* DATA:
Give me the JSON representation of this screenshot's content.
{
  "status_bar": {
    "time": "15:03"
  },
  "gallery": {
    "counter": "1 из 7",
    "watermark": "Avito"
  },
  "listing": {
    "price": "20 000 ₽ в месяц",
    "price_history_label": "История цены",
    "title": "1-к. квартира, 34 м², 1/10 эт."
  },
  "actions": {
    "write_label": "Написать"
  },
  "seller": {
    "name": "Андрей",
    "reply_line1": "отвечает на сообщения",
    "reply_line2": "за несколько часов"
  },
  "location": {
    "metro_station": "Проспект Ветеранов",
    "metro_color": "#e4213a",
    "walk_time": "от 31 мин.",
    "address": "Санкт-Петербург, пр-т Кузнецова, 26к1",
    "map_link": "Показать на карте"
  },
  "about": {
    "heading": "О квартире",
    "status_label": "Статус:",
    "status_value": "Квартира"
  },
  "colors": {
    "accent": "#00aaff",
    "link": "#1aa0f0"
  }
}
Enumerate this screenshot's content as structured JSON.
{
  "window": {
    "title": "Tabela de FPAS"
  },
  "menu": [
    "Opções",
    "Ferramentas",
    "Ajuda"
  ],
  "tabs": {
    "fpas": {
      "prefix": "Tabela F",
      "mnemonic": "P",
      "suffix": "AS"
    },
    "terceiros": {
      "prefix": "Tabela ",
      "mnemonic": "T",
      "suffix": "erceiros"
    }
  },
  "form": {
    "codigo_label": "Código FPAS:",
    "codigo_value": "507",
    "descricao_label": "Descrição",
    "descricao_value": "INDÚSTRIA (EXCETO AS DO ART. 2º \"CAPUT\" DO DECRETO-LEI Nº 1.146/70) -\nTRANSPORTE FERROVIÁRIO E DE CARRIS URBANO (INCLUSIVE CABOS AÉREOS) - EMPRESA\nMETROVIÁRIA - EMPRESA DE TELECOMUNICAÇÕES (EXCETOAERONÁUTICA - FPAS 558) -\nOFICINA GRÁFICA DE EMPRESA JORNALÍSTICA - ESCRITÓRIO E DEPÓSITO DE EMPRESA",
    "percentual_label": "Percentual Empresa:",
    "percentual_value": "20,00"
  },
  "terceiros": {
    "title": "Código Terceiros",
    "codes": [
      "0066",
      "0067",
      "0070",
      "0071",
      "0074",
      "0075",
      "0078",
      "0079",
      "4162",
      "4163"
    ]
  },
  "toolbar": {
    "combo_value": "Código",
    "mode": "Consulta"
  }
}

* GOAL OF THE EXERCISE:
Without leaving anything out, give the entries again exactly.

* FINAL RESULT:
Give me the JSON representation of this screenshot's content.
{
  "status_bar": {
    "time": "15:03"
  },
  "gallery": {
    "counter": "1 из 7",
    "watermark": "Avito"
  },
  "listing": {
    "price": "20 000 ₽ в месяц",
    "price_history_label": "История цены",
    "title": "1-к. квартира, 34 м², 1/10 эт."
  },
  "actions": {
    "write_label": "Написать"
  },
  "seller": {
    "name": "Андрей",
    "reply_line1": "отвечает на сообщения",
    "reply_line2": "за несколько часов"
  },
  "location": {
    "metro_station": "Проспект Ветеранов",
    "metro_color": "#e4213a",
    "walk_time": "от 31 мин.",
    "address": "Санкт-Петербург, пр-т Кузнецова, 26к1",
    "map_link": "Показать на карте"
  },
  "about": {
    "heading": "О квартире",
    "status_label": "Статус:",
    "status_value": "Квартира"
  },
  "colors": {
    "accent": "#00aaff",
    "link": "#1aa0f0"
  }
}
Enumerate this screenshot's content as structured JSON.
{
  "window": {
    "title": "Tabela de FPAS"
  },
  "menu": [
    "Opções",
    "Ferramentas",
    "Ajuda"
  ],
  "tabs": {
    "fpas": {
      "prefix": "Tabela F",
      "mnemonic": "P",
      "suffix": "AS"
    },
    "terceiros": {
      "prefix": "Tabela ",
      "mnemonic": "T",
      "suffix": "erceiros"
    }
  },
  "form": {
    "codigo_label": "Código FPAS:",
    "codigo_value": "507",
    "descricao_label": "Descrição",
    "descricao_value": "INDÚSTRIA (EXCETO AS DO ART. 2º \"CAPUT\" DO DECRETO-LEI Nº 1.146/70) -\nTRANSPORTE FERROVIÁRIO E DE CARRIS URBANO (INCLUSIVE CABOS AÉREOS) - EMPRESA\nMETROVIÁRIA - EMPRESA DE TELECOMUNICAÇÕES (EXCETOAERONÁUTICA - FPAS 558) -\nOFICINA GRÁFICA DE EMPRESA JORNALÍSTICA - ESCRITÓRIO E DEPÓSITO DE EMPRESA",
    "percentual_label": "Percentual Empresa:",
    "percentual_value": "20,00"
  },
  "terceiros": {
    "title": "Código Terceiros",
    "codes": [
      "0066",
      "0067",
      "0070",
      "0071",
      "0074",
      "0075",
      "0078",
      "0079",
      "4162",
      "4163"
    ]
  },
  "toolbar": {
    "combo_value": "Código",
    "mode": "Consulta"
  }
}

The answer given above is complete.